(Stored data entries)
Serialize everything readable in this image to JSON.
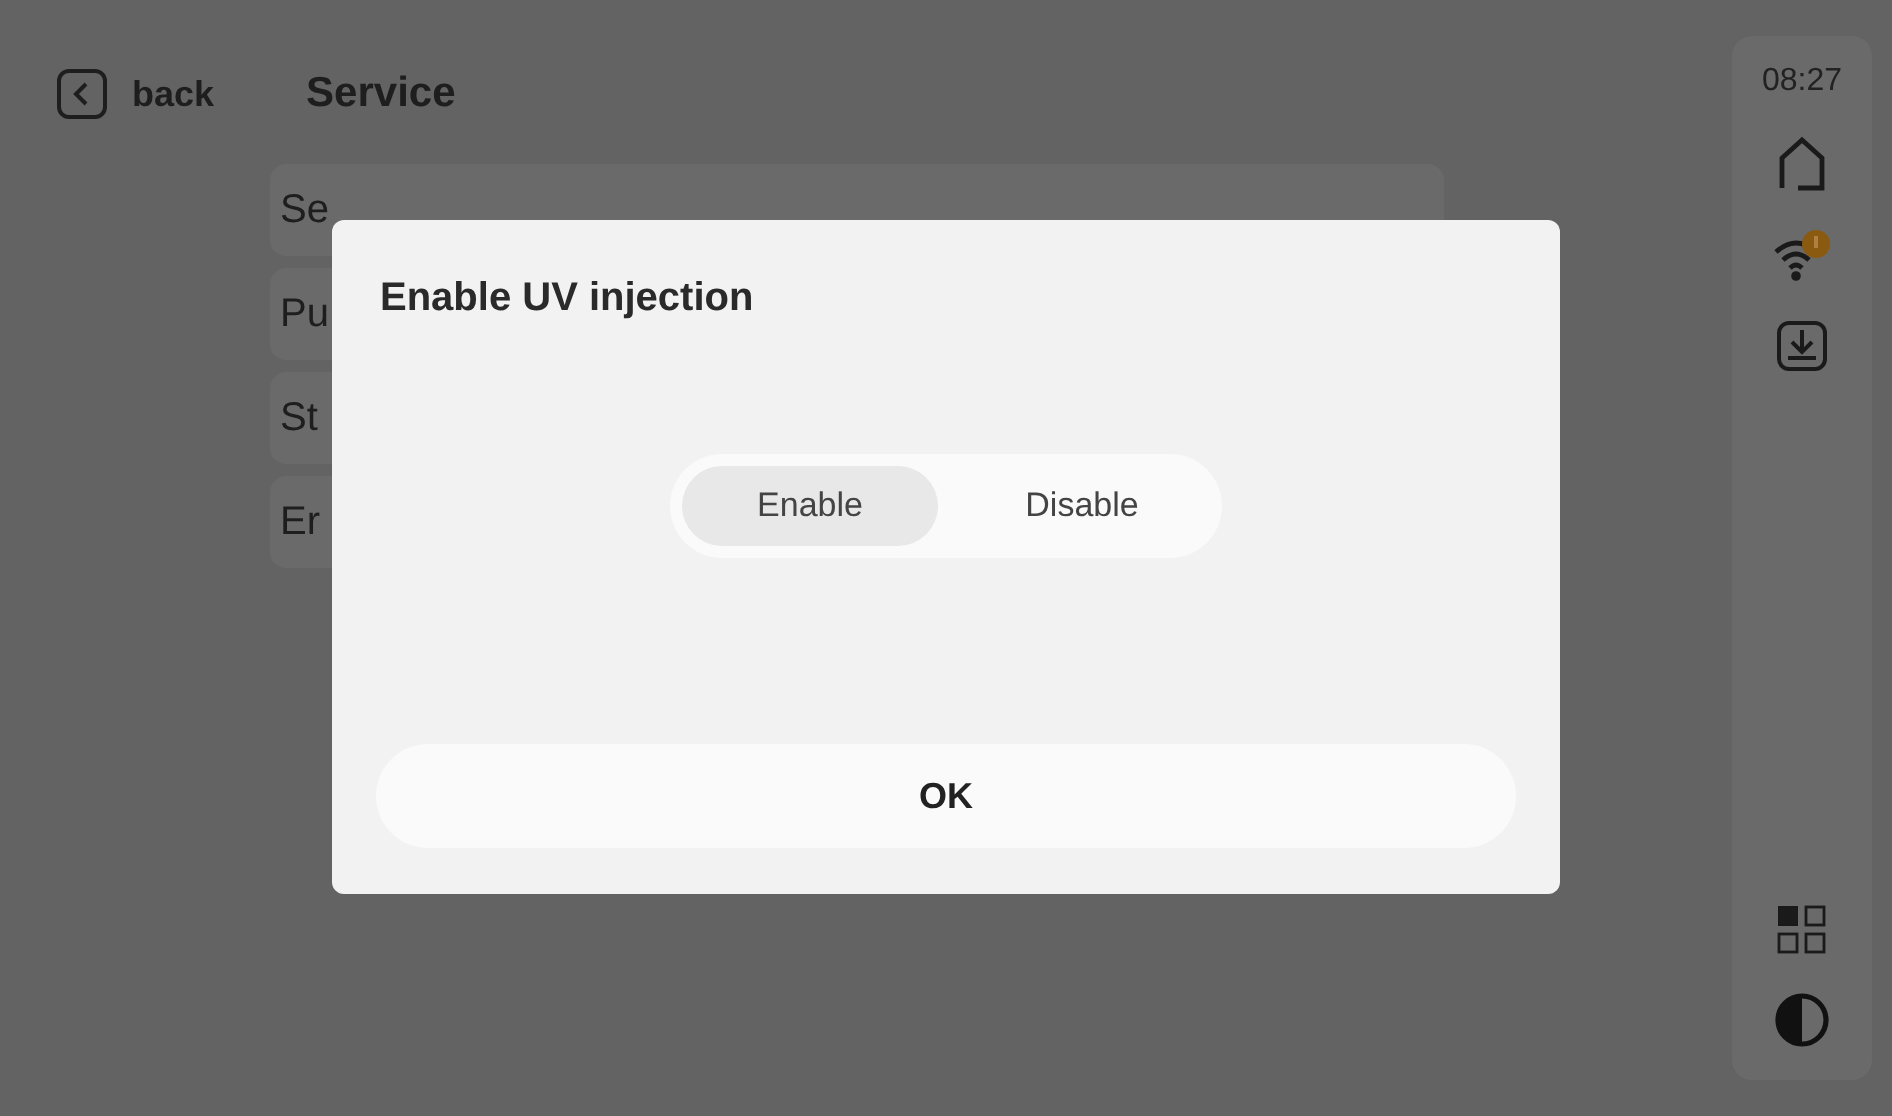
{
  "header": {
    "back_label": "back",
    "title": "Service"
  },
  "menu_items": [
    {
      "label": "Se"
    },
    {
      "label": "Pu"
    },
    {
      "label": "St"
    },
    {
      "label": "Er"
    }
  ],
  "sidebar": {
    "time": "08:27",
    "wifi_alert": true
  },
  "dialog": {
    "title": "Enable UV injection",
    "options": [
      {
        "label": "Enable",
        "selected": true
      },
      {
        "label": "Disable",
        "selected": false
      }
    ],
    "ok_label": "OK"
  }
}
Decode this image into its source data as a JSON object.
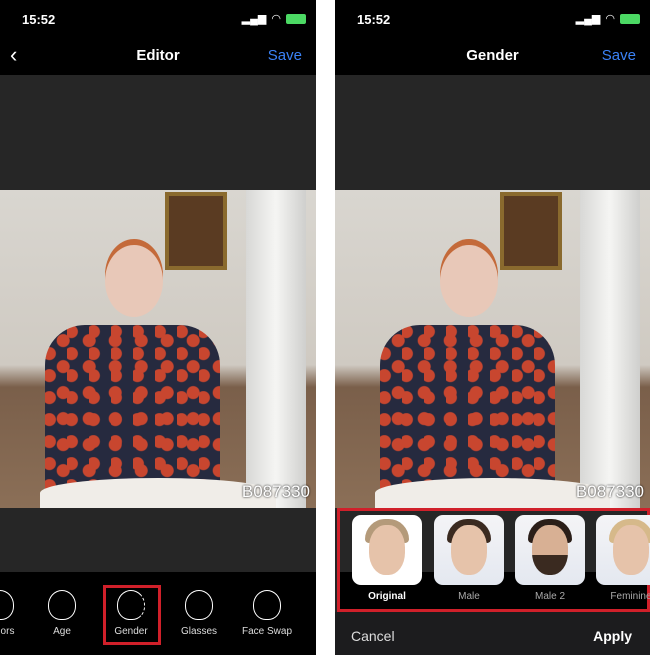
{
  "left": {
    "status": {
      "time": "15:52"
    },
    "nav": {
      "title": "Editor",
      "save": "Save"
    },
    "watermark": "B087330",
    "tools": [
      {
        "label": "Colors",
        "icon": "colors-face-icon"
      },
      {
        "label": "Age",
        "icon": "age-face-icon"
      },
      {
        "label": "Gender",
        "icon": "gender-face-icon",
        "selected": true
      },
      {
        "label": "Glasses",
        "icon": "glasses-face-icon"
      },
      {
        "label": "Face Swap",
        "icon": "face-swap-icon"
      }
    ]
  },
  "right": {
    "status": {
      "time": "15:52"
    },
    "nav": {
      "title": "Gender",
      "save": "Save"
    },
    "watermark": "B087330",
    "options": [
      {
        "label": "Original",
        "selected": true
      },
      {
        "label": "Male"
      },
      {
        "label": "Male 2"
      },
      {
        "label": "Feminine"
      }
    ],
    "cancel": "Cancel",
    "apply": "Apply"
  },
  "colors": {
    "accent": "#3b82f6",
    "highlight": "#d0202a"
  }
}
--
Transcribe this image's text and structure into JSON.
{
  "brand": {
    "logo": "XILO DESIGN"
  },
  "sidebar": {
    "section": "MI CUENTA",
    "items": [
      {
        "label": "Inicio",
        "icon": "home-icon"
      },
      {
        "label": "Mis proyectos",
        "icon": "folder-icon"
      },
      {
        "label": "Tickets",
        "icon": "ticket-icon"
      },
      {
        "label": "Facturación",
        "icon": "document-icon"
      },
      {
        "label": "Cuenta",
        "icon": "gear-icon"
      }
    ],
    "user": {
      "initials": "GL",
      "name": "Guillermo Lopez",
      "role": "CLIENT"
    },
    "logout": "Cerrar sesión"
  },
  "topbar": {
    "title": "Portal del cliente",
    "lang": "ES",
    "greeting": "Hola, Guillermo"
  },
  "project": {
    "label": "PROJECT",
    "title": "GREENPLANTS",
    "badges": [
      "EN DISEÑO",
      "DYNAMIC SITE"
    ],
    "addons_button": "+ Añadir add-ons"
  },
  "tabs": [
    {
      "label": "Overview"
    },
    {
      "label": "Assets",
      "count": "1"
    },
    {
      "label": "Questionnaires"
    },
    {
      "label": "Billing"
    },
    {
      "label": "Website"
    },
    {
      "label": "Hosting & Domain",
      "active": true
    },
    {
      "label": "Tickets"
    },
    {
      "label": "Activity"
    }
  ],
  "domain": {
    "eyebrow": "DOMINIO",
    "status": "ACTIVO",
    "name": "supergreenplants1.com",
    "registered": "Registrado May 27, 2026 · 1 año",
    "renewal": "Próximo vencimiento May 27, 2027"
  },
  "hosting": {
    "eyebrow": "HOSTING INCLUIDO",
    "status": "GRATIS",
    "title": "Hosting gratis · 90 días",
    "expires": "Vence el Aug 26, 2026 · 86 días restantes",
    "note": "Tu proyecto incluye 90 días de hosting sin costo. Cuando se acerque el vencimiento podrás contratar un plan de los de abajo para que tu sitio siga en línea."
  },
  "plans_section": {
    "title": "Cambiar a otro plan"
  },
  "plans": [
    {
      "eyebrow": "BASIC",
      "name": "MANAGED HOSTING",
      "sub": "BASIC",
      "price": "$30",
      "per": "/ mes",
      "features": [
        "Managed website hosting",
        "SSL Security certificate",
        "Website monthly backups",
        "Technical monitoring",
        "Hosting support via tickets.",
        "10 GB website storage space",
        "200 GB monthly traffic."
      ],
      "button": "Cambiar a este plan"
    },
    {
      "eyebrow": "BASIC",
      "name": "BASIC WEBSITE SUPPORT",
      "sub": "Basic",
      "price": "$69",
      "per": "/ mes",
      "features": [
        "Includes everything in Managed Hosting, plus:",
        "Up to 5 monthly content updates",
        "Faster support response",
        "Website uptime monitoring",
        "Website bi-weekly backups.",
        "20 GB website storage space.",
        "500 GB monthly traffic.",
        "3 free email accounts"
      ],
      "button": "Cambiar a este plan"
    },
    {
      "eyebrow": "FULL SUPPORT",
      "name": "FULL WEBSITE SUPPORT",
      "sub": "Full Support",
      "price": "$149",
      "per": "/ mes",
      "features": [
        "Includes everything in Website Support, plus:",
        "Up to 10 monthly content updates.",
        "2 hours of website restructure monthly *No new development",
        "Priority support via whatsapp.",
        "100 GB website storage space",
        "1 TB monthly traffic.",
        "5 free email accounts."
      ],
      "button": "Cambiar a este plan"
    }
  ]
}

> Set task: Using the material above, report each line where "monthly" occurs.

> Exercise solution:
        "Website monthly backups",
        "200 GB monthly traffic."
        "Up to 5 monthly content updates",
        "500 GB monthly traffic.",
        "Up to 10 monthly content updates.",
        "2 hours of website restructure monthly *No new development",
        "1 TB monthly traffic.",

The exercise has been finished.